## YOUR TASK:
Find the lines that hold the word "page" and return them.

## INFORMATION GIVEN:
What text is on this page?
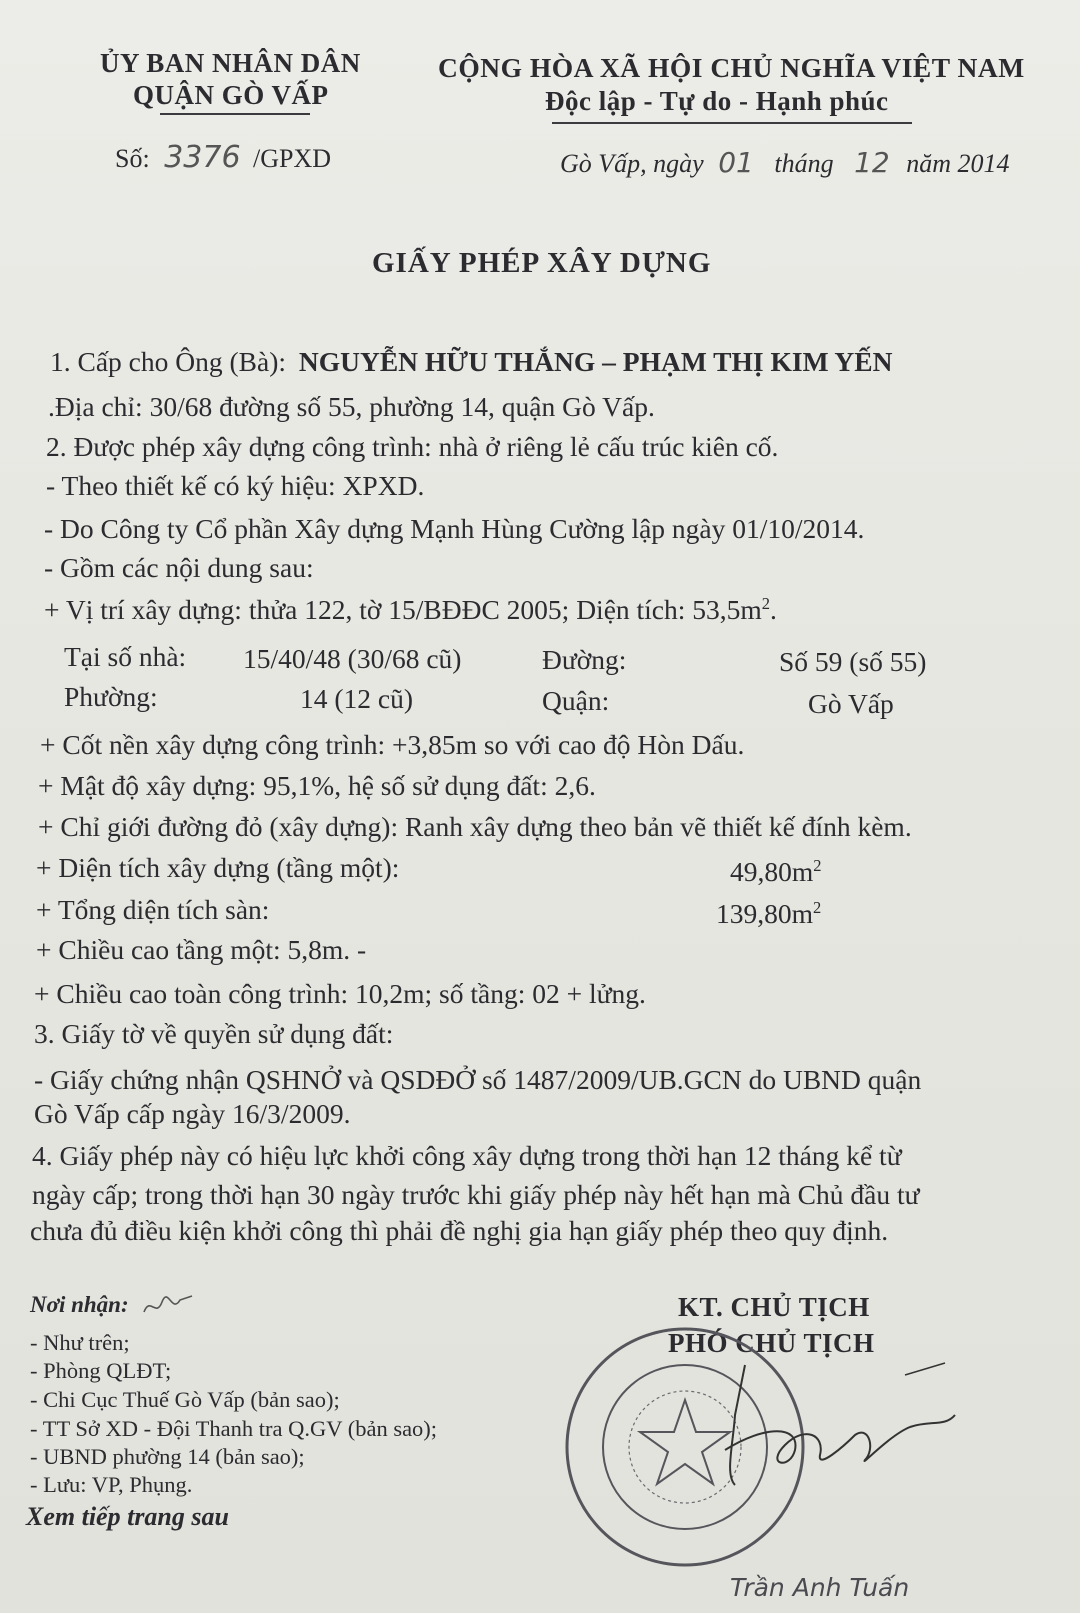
ỦY BAN NHÂN DÂN
QUẬN GÒ VẤP
CỘNG HÒA XÃ HỘI CHỦ NGHĨA VIỆT NAM
Độc lập - Tự do - Hạnh phúc
Số: 3376 /GPXD	Gò Vấp, ngày 01 tháng 12 năm 2014
GIẤY PHÉP XÂY DỰNG
1. Cấp cho Ông (Bà): NGUYỄN HỮU THẮNG – PHẠM THỊ KIM YẾN
.Địa chỉ: 30/68 đường số 55, phường 14, quận Gò Vấp.
2. Được phép xây dựng công trình: nhà ở riêng lẻ cấu trúc kiên cố.
- Theo thiết kế có ký hiệu: XPXD.
- Do Công ty Cổ phần Xây dựng Mạnh Hùng Cường lập ngày 01/10/2014.
- Gồm các nội dung sau:
+ Vị trí xây dựng: thửa 122, tờ 15/BĐĐC 2005; Diện tích: $53,5m^2$.
Tại số nhà: 15/40/48 (30/68 cũ)	Đường:	Số 59 (số 55)
Phường:	14 (12 cũ)	Quận:	Gò Vấp
+ Cốt nền xây dựng công trình: +3,85m so với cao độ Hòn Dấu.
+ Mật độ xây dựng: 95,1%, hệ số sử dụng đất: 2,6.
+ Chỉ giới đường đỏ (xây dựng): Ranh xây dựng theo bản vẽ thiết kế đính kèm.
+ Diện tích xây dựng (tầng một):	$49,80m^2$
+ Tổng diện tích sàn:	$139,80m^2$
+ Chiều cao tầng một: 5,8m. -
+ Chiều cao toàn công trình: 10,2m; số tầng: 02 + lửng.
3. Giấy tờ về quyền sử dụng đất:
- Giấy chứng nhận QSHNỞ và QSDĐỞ số 1487/2009/UB.GCN do UBND quận
Gò Vấp cấp ngày 16/3/2009.
4. Giấy phép này có hiệu lực khởi công xây dựng trong thời hạn 12 tháng kể từ
ngày cấp; trong thời hạn 30 ngày trước khi giấy phép này hết hạn mà Chủ đầu tư
chưa đủ điều kiện khởi công thì phải đề nghị gia hạn giấy phép theo quy định.
Nơi nhận:
- Như trên;
- Phòng QLĐT;
- Chi Cục Thuế Gò Vấp (bản sao);
- TT Sở XD - Đội Thanh tra Q.GV (bản sao);
- UBND phường 14 (bản sao);
- Lưu: VP, Phụng.
Xem tiếp trang sau
KT. CHỦ TỊCH
PHÓ CHỦ TỊCH
Trần Anh Tuấn
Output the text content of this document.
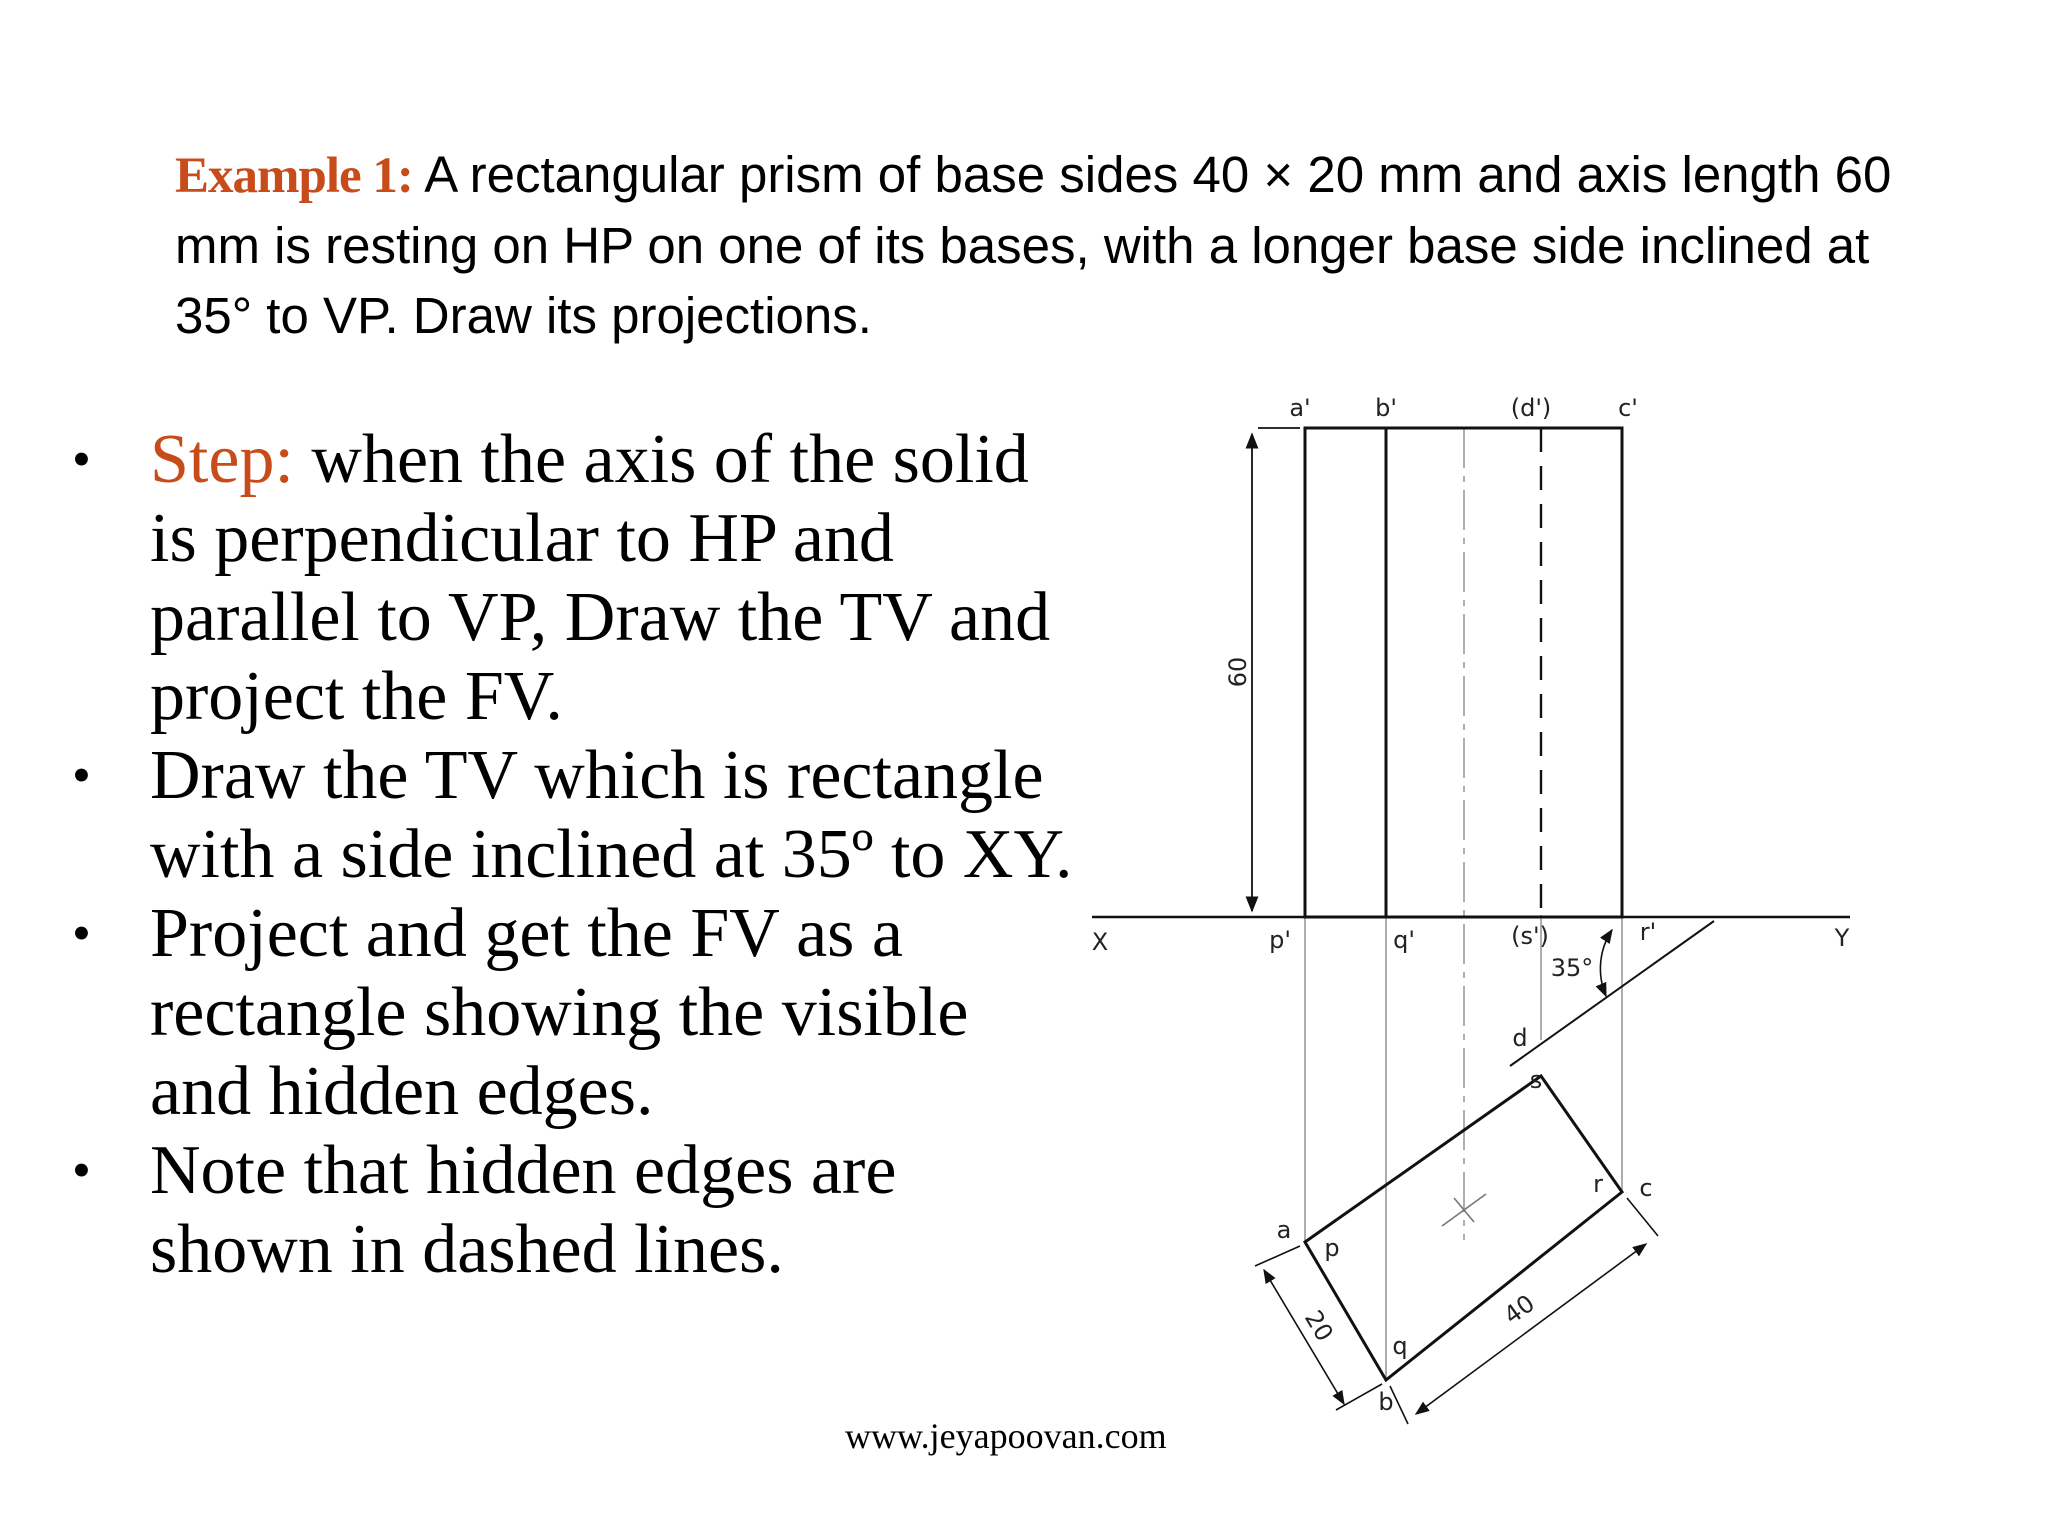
Example 1: A rectangular prism of base sides 40 × 20 mm and axis length 60 mm is resting on HP on one of its bases, with a longer base side inclined at 35° to VP. Draw its projections.
• Step: when the axis of the solid is perpendicular to HP and parallel to VP, Draw the TV and project the FV.
• Draw the TV which is rectangle with a side inclined at 35º to XY.
• Project and get the FV as a rectangle showing the visible and hidden edges.
• Note that hidden edges are shown in dashed lines.
60
20	40
a'	b'	(d')	c'
p'	q'	(s')	r'
X	Y
35°
a
p
b
q
c
r
d
s
www.jeyapoovan.com
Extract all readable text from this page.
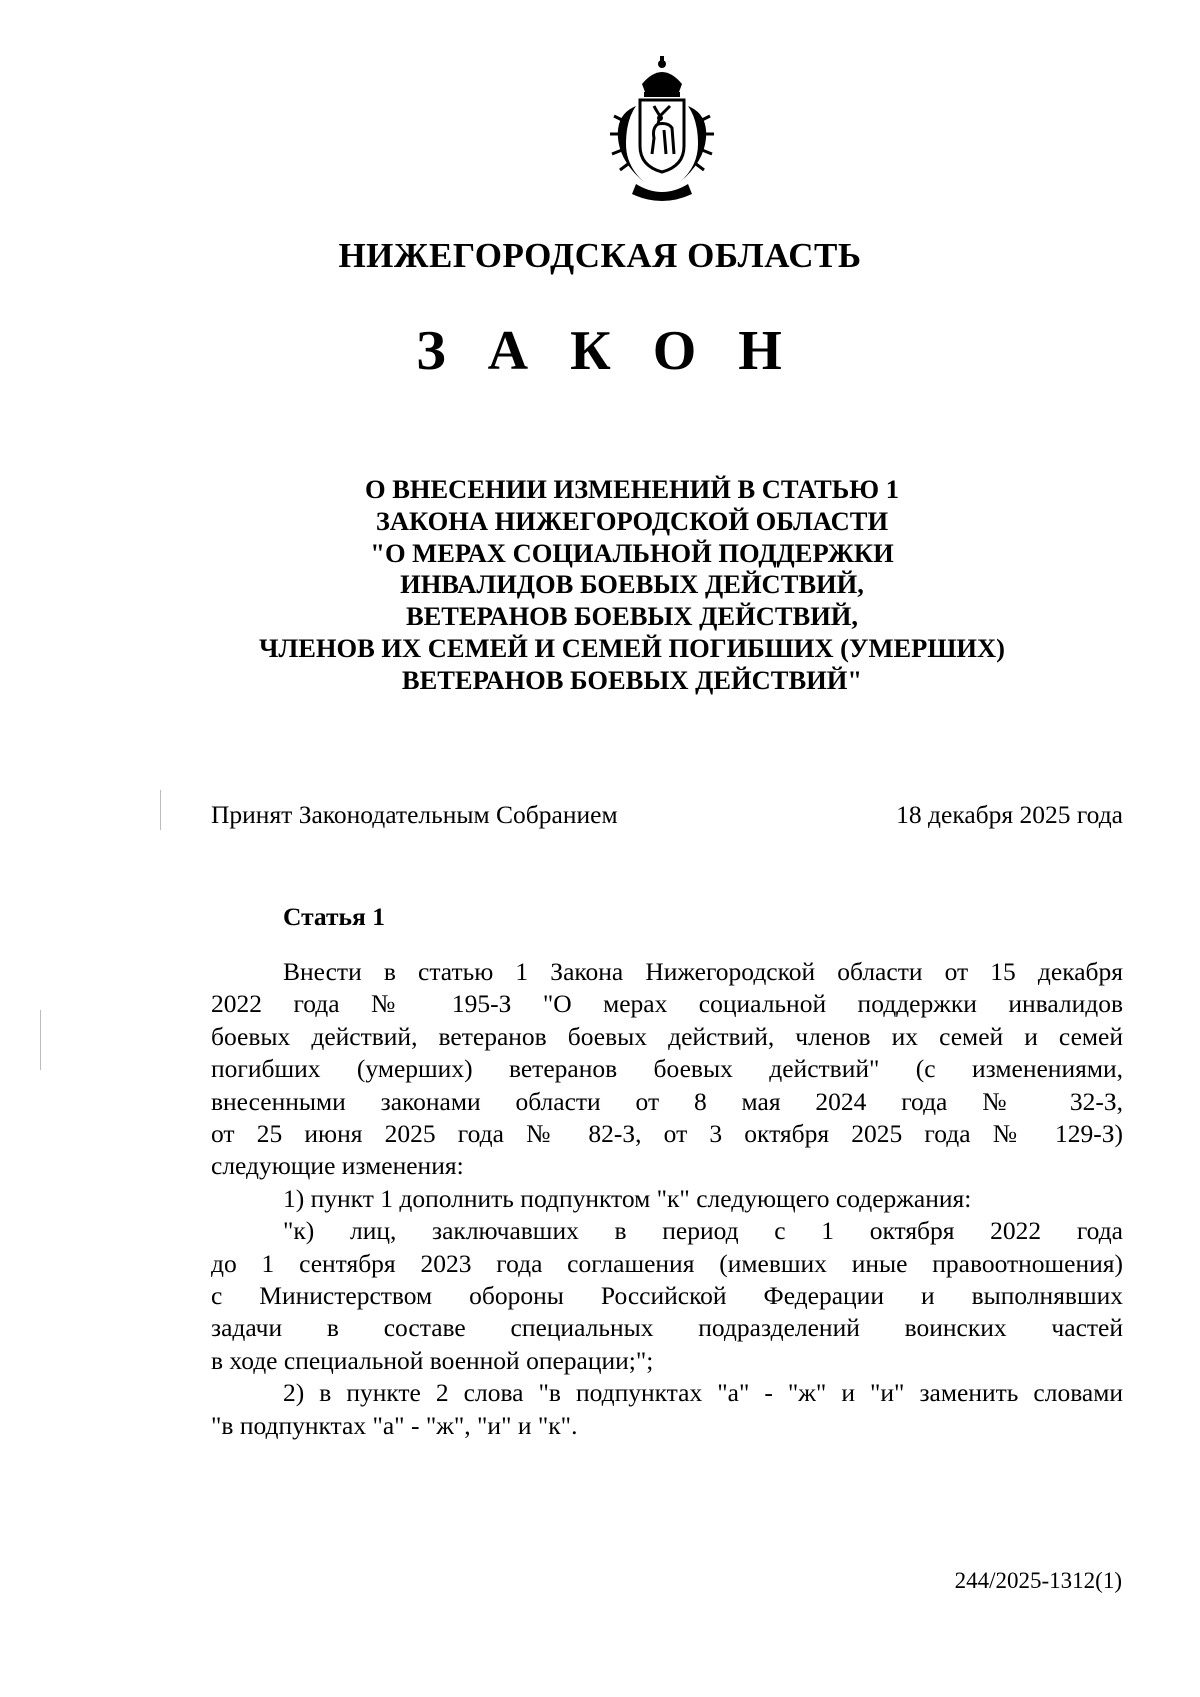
НИЖЕГОРОДСКАЯ ОБЛАСТЬ
З А К О Н
О ВНЕСЕНИИ ИЗМЕНЕНИЙ В СТАТЬЮ 1
ЗАКОНА НИЖЕГОРОДСКОЙ ОБЛАСТИ
"О МЕРАХ СОЦИАЛЬНОЙ ПОДДЕРЖКИ
ИНВАЛИДОВ БОЕВЫХ ДЕЙСТВИЙ,
ВЕТЕРАНОВ БОЕВЫХ ДЕЙСТВИЙ,
ЧЛЕНОВ ИХ СЕМЕЙ И СЕМЕЙ ПОГИБШИХ (УМЕРШИХ)
ВЕТЕРАНОВ БОЕВЫХ ДЕЙСТВИЙ"
Принят Законодательным Собранием	18 декабря 2025 года
Статья 1

Внести в статью 1 Закона Нижегородской области от 15 декабря

2022 года № 195-З "О мерах социальной поддержки инвалидов

боевых действий, ветеранов боевых действий, членов их семей и семей

погибших (умерших) ветеранов боевых действий" (с изменениями,

внесенными законами области от 8 мая 2024 года № 32-З,

от 25 июня 2025 года № 82-З, от 3 октября 2025 года № 129-З)

следующие изменения:

1) пункт 1 дополнить подпунктом "к" следующего содержания:

"к) лиц, заключавших в период с 1 октября 2022 года

до 1 сентября 2023 года соглашения (имевших иные правоотношения)

с Министерством обороны Российской Федерации и выполнявших

задачи в составе специальных подразделений воинских частей

в ходе специальной военной операции;";

2) в пункте 2 слова "в подпунктах "а" - "ж" и "и" заменить словами

"в подпунктах "а" - "ж", "и" и "к".

244/2025-1312(1)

## EXPECTED ANSWER:
What text is on this page?
Extract all readable text from this page.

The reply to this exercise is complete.